As of March 12, 2012 there were 12,807,000 shares of Common Stock, no par value, outstanding.
 
DOCUMENTS INCORPORATED BY REFERENCE
Portions of the Proxy Statement for the Company's 2012 Annual Meeting of Shareholders are incorporated by reference into Part III.
 
 

 


     
   
     
   
     
   
     
   
     
     
     
     
     
 
 
 
Certain statements contained in this annual report and in documents incorporated by reference constitute “forward-looking statements” within the meaning of Section 21E of the Securities Exchange Act of 1934 and Section 27A of the Securities Act of 1933.  Words such as "may," "should," "believe," "anticipate," "estimate," "expect," "intend," "plan" and similar expressions are intended to identify forward-looking statements.  These forward-looking statements include certain information relating to the Company’s business strategy; statements including, but not limited to:

 
·
statements regarding the amount and timing of rate increases and other regulatory matters including the recovery of costs recorded as regulatory assets;
 
·
expected profitability and results of operations;
 
·
statements as to trends;
 
·
goals, priorities and plans for, and cost of, growth and expansion;
 
·
strategic initiatives;
 
·
availability of water supply;
 
·
water usage by customers; and
 
·
ability to pay dividends on common stock and the rate of those dividends.
 
The forward-looking statements in this Annual Report reflect what the Company currently anticipates will happen.  What actually happens could differ materially from what it currently anticipates will happen.  The Company does not intend to make a public announcement when forward-looking statements in this Annual Report are no longer accurate, whether as a result of new information, what actually happens in the future or for any other reason.  Important matters that may affect what will actually happen include, but are not limited to:

 
·
changes in weather, including drought conditions;
 
·
levels of rate relief granted;
 
·
the level of commercial and industrial business activity within the Company's service territory;
 
·
construction of new housing within the Company's service territory and increases in population;
 
·
changes in government policies or regulations;
 
·
the ability to obtain permits for expansion projects;
 
·
material changes in demand from customers, including the impact of conservation efforts which may impact the demand of customers for water;
 
·
changes in economic and business conditions, including interest rates, which are less favorable than expected;
 
·
changes in, or unanticipated, capital requirements;
 
·
changes in accounting pronouncements;
 
·
changes in the Company’s credit rating or the market price of its common stock;
 
·
the ability to obtain financing; and
 
·
other matters set forth in Item 1A, “Risk Factors,” of this Annual Report.
 
 
THE YORK WATER COMPANY


Business.

SUPPLIED MATERIAL:
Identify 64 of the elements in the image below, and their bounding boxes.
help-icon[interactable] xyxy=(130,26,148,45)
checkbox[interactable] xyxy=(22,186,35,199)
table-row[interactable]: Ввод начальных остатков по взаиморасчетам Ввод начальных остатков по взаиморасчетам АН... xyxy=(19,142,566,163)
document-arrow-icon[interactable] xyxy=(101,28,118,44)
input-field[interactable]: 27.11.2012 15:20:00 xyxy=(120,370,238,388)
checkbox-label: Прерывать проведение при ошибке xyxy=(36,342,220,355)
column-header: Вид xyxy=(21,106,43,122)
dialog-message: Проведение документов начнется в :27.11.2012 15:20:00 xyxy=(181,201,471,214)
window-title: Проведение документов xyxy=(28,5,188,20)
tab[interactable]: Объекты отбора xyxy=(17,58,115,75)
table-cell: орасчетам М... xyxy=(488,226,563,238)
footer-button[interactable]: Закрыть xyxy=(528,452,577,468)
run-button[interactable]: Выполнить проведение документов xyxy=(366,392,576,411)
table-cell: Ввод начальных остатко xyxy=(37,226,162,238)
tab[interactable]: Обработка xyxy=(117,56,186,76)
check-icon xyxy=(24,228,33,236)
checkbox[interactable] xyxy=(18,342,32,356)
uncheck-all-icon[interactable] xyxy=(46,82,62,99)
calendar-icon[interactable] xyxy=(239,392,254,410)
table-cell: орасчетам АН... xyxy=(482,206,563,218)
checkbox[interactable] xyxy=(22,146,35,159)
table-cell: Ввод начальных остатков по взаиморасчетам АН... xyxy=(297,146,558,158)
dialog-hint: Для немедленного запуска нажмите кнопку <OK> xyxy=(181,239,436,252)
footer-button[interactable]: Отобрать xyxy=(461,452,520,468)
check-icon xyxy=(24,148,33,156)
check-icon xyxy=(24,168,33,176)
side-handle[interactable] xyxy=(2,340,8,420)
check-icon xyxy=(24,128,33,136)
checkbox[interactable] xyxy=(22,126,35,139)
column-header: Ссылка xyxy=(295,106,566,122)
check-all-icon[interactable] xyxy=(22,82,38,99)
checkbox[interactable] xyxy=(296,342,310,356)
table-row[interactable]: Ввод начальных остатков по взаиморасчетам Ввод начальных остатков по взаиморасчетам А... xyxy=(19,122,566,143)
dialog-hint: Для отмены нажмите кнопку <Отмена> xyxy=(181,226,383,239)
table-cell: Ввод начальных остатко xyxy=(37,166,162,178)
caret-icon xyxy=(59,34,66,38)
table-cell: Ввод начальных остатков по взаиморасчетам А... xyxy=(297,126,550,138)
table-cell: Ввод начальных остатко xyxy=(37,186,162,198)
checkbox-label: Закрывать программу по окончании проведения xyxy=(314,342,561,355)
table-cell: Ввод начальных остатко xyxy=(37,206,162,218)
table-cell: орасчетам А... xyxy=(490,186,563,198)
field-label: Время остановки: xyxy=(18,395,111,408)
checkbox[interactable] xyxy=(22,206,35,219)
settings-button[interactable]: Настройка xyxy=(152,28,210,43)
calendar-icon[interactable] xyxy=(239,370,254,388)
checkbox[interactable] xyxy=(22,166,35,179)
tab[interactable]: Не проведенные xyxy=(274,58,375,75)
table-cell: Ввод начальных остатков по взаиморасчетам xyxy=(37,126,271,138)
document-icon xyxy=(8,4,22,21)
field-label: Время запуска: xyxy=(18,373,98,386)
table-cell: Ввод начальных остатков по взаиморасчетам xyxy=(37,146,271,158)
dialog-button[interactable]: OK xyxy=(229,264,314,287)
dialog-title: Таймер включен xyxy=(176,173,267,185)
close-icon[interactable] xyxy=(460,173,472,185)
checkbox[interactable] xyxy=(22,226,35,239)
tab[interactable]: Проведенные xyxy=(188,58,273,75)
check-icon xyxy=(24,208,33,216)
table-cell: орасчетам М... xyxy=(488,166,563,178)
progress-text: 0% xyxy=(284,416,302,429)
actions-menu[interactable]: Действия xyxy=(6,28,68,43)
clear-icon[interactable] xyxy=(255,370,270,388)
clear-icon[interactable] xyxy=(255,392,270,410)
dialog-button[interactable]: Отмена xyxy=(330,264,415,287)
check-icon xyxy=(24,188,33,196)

GIVEN REQUEST: In the annual report excerpt, reproduce verbatim the portion that opens with the words "As of March" and closes with "into Part III.".

THE RESULT:
As of March 12, 2012 there were 12,807,000 shares of Common Stock, no par value, outstanding.
 
DOCUMENTS INCORPORATED BY REFERENCE
Portions of the Proxy Statement for the Company's 2012 Annual Meeting of Shareholders are incorporated by reference into Part III.